### Exercise instructions
Below are records to be output exactly, every one of them.

### Provided information
========================================

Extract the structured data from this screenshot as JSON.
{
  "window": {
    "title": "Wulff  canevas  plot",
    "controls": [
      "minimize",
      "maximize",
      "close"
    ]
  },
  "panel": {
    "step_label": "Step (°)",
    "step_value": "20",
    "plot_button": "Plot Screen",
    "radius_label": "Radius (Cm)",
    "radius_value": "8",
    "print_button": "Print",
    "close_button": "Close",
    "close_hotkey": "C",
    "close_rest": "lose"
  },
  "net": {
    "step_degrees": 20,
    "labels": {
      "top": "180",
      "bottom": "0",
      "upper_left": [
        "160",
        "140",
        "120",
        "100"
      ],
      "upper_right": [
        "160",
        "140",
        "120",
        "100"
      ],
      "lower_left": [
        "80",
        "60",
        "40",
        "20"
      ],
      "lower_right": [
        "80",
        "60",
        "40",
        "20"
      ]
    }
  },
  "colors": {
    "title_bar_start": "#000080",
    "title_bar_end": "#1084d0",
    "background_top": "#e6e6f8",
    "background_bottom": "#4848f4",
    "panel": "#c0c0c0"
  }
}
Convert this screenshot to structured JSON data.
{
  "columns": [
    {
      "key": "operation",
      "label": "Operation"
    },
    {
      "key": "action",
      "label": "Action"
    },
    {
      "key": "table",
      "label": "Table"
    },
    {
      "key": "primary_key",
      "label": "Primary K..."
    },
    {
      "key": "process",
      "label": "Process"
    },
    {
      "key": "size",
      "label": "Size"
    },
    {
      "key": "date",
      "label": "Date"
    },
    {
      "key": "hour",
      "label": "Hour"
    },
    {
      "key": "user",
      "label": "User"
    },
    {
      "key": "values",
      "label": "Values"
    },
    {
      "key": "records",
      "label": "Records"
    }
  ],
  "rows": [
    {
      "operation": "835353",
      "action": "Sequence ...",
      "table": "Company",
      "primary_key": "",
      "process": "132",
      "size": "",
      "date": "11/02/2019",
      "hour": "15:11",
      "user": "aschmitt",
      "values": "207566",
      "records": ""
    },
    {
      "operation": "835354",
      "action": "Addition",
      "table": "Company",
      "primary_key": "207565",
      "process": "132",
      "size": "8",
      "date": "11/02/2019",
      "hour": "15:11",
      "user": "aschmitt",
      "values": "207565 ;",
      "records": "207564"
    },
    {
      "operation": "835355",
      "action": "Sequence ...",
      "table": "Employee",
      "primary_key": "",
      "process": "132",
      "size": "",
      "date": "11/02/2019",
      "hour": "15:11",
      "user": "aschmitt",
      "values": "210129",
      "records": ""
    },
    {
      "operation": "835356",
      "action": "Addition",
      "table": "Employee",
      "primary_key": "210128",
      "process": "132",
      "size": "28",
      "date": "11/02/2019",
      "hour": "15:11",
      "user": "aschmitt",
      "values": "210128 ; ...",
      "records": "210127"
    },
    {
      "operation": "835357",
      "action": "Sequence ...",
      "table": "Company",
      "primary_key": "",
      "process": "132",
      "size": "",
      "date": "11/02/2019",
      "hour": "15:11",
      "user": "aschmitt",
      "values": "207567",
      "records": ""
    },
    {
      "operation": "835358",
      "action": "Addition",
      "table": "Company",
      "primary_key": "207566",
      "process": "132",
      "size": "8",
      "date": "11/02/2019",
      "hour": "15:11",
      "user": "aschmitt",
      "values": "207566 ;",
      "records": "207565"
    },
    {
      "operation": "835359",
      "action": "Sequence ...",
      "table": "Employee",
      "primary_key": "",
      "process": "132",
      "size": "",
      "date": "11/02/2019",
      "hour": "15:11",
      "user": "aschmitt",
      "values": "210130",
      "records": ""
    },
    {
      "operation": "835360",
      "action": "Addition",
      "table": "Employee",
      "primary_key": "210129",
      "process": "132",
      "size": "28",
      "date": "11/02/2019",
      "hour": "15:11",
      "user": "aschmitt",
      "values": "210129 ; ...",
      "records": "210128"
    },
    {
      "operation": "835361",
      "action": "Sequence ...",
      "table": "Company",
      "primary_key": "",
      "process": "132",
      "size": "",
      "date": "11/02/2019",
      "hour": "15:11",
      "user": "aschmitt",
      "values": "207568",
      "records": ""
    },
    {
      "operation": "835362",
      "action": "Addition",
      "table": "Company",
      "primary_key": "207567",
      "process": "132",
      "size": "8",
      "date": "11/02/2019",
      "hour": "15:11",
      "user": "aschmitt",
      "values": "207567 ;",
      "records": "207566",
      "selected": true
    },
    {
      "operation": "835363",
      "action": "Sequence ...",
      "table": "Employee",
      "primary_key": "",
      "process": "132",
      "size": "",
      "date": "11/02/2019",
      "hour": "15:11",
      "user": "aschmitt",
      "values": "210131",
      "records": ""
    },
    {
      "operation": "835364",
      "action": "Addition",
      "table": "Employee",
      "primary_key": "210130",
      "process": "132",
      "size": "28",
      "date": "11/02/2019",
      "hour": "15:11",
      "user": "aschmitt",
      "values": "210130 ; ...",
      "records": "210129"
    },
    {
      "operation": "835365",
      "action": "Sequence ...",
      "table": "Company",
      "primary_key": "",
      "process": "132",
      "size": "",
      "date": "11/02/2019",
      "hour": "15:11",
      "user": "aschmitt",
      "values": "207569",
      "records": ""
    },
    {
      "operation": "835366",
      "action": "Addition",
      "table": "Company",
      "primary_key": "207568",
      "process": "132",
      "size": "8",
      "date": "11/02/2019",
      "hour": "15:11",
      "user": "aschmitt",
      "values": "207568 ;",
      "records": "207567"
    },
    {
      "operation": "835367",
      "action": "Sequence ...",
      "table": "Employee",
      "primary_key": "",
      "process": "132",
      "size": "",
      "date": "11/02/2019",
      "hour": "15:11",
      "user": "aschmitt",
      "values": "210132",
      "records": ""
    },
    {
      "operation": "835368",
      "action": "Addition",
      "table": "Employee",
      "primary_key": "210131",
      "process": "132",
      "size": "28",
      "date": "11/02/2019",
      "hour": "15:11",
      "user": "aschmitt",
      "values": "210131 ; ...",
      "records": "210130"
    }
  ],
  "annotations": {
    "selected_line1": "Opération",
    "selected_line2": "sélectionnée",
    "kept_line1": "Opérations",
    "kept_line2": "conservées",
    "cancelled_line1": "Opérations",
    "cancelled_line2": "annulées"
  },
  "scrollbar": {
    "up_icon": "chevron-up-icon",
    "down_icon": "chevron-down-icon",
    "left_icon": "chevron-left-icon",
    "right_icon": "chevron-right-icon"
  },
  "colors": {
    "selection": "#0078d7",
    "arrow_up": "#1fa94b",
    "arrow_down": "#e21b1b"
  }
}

========================================

### Output of the exercise
Extract the structured data from this screenshot as JSON.
{
  "window": {
    "title": "Wulff  canevas  plot",
    "controls": [
      "minimize",
      "maximize",
      "close"
    ]
  },
  "panel": {
    "step_label": "Step (°)",
    "step_value": "20",
    "plot_button": "Plot Screen",
    "radius_label": "Radius (Cm)",
    "radius_value": "8",
    "print_button": "Print",
    "close_button": "Close",
    "close_hotkey": "C",
    "close_rest": "lose"
  },
  "net": {
    "step_degrees": 20,
    "labels": {
      "top": "180",
      "bottom": "0",
      "upper_left": [
        "160",
        "140",
        "120",
        "100"
      ],
      "upper_right": [
        "160",
        "140",
        "120",
        "100"
      ],
      "lower_left": [
        "80",
        "60",
        "40",
        "20"
      ],
      "lower_right": [
        "80",
        "60",
        "40",
        "20"
      ]
    }
  },
  "colors": {
    "title_bar_start": "#000080",
    "title_bar_end": "#1084d0",
    "background_top": "#e6e6f8",
    "background_bottom": "#4848f4",
    "panel": "#c0c0c0"
  }
}
Convert this screenshot to structured JSON data.
{
  "columns": [
    {
      "key": "operation",
      "label": "Operation"
    },
    {
      "key": "action",
      "label": "Action"
    },
    {
      "key": "table",
      "label": "Table"
    },
    {
      "key": "primary_key",
      "label": "Primary K..."
    },
    {
      "key": "process",
      "label": "Process"
    },
    {
      "key": "size",
      "label": "Size"
    },
    {
      "key": "date",
      "label": "Date"
    },
    {
      "key": "hour",
      "label": "Hour"
    },
    {
      "key": "user",
      "label": "User"
    },
    {
      "key": "values",
      "label": "Values"
    },
    {
      "key": "records",
      "label": "Records"
    }
  ],
  "rows": [
    {
      "operation": "835353",
      "action": "Sequence ...",
      "table": "Company",
      "primary_key": "",
      "process": "132",
      "size": "",
      "date": "11/02/2019",
      "hour": "15:11",
      "user": "aschmitt",
      "values": "207566",
      "records": ""
    },
    {
      "operation": "835354",
      "action": "Addition",
      "table": "Company",
      "primary_key": "207565",
      "process": "132",
      "size": "8",
      "date": "11/02/2019",
      "hour": "15:11",
      "user": "aschmitt",
      "values": "207565 ;",
      "records": "207564"
    },
    {
      "operation": "835355",
      "action": "Sequence ...",
      "table": "Employee",
      "primary_key": "",
      "process": "132",
      "size": "",
      "date": "11/02/2019",
      "hour": "15:11",
      "user": "aschmitt",
      "values": "210129",
      "records": ""
    },
    {
      "operation": "835356",
      "action": "Addition",
      "table": "Employee",
      "primary_key": "210128",
      "process": "132",
      "size": "28",
      "date": "11/02/2019",
      "hour": "15:11",
      "user": "aschmitt",
      "values": "210128 ; ...",
      "records": "210127"
    },
    {
      "operation": "835357",
      "action": "Sequence ...",
      "table": "Company",
      "primary_key": "",
      "process": "132",
      "size": "",
      "date": "11/02/2019",
      "hour": "15:11",
      "user": "aschmitt",
      "values": "207567",
      "records": ""
    },
    {
      "operation": "835358",
      "action": "Addition",
      "table": "Company",
      "primary_key": "207566",
      "process": "132",
      "size": "8",
      "date": "11/02/2019",
      "hour": "15:11",
      "user": "aschmitt",
      "values": "207566 ;",
      "records": "207565"
    },
    {
      "operation": "835359",
      "action": "Sequence ...",
      "table": "Employee",
      "primary_key": "",
      "process": "132",
      "size": "",
      "date": "11/02/2019",
      "hour": "15:11",
      "user": "aschmitt",
      "values": "210130",
      "records": ""
    },
    {
      "operation": "835360",
      "action": "Addition",
      "table": "Employee",
      "primary_key": "210129",
      "process": "132",
      "size": "28",
      "date": "11/02/2019",
      "hour": "15:11",
      "user": "aschmitt",
      "values": "210129 ; ...",
      "records": "210128"
    },
    {
      "operation": "835361",
      "action": "Sequence ...",
      "table": "Company",
      "primary_key": "",
      "process": "132",
      "size": "",
      "date": "11/02/2019",
      "hour": "15:11",
      "user": "aschmitt",
      "values": "207568",
      "records": ""
    },
    {
      "operation": "835362",
      "action": "Addition",
      "table": "Company",
      "primary_key": "207567",
      "process": "132",
      "size": "8",
      "date": "11/02/2019",
      "hour": "15:11",
      "user": "aschmitt",
      "values": "207567 ;",
      "records": "207566",
      "selected": true
    },
    {
      "operation": "835363",
      "action": "Sequence ...",
      "table": "Employee",
      "primary_key": "",
      "process": "132",
      "size": "",
      "date": "11/02/2019",
      "hour": "15:11",
      "user": "aschmitt",
      "values": "210131",
      "records": ""
    },
    {
      "operation": "835364",
      "action": "Addition",
      "table": "Employee",
      "primary_key": "210130",
      "process": "132",
      "size": "28",
      "date": "11/02/2019",
      "hour": "15:11",
      "user": "aschmitt",
      "values": "210130 ; ...",
      "records": "210129"
    },
    {
      "operation": "835365",
      "action": "Sequence ...",
      "table": "Company",
      "primary_key": "",
      "process": "132",
      "size": "",
      "date": "11/02/2019",
      "hour": "15:11",
      "user": "aschmitt",
      "values": "207569",
      "records": ""
    },
    {
      "operation": "835366",
      "action": "Addition",
      "table": "Company",
      "primary_key": "207568",
      "process": "132",
      "size": "8",
      "date": "11/02/2019",
      "hour": "15:11",
      "user": "aschmitt",
      "values": "207568 ;",
      "records": "207567"
    },
    {
      "operation": "835367",
      "action": "Sequence ...",
      "table": "Employee",
      "primary_key": "",
      "process": "132",
      "size": "",
      "date": "11/02/2019",
      "hour": "15:11",
      "user": "aschmitt",
      "values": "210132",
      "records": ""
    },
    {
      "operation": "835368",
      "action": "Addition",
      "table": "Employee",
      "primary_key": "210131",
      "process": "132",
      "size": "28",
      "date": "11/02/2019",
      "hour": "15:11",
      "user": "aschmitt",
      "values": "210131 ; ...",
      "records": "210130"
    }
  ],
  "annotations": {
    "selected_line1": "Opération",
    "selected_line2": "sélectionnée",
    "kept_line1": "Opérations",
    "kept_line2": "conservées",
    "cancelled_line1": "Opérations",
    "cancelled_line2": "annulées"
  },
  "scrollbar": {
    "up_icon": "chevron-up-icon",
    "down_icon": "chevron-down-icon",
    "left_icon": "chevron-left-icon",
    "right_icon": "chevron-right-icon"
  },
  "colors": {
    "selection": "#0078d7",
    "arrow_up": "#1fa94b",
    "arrow_down": "#e21b1b"
  }
}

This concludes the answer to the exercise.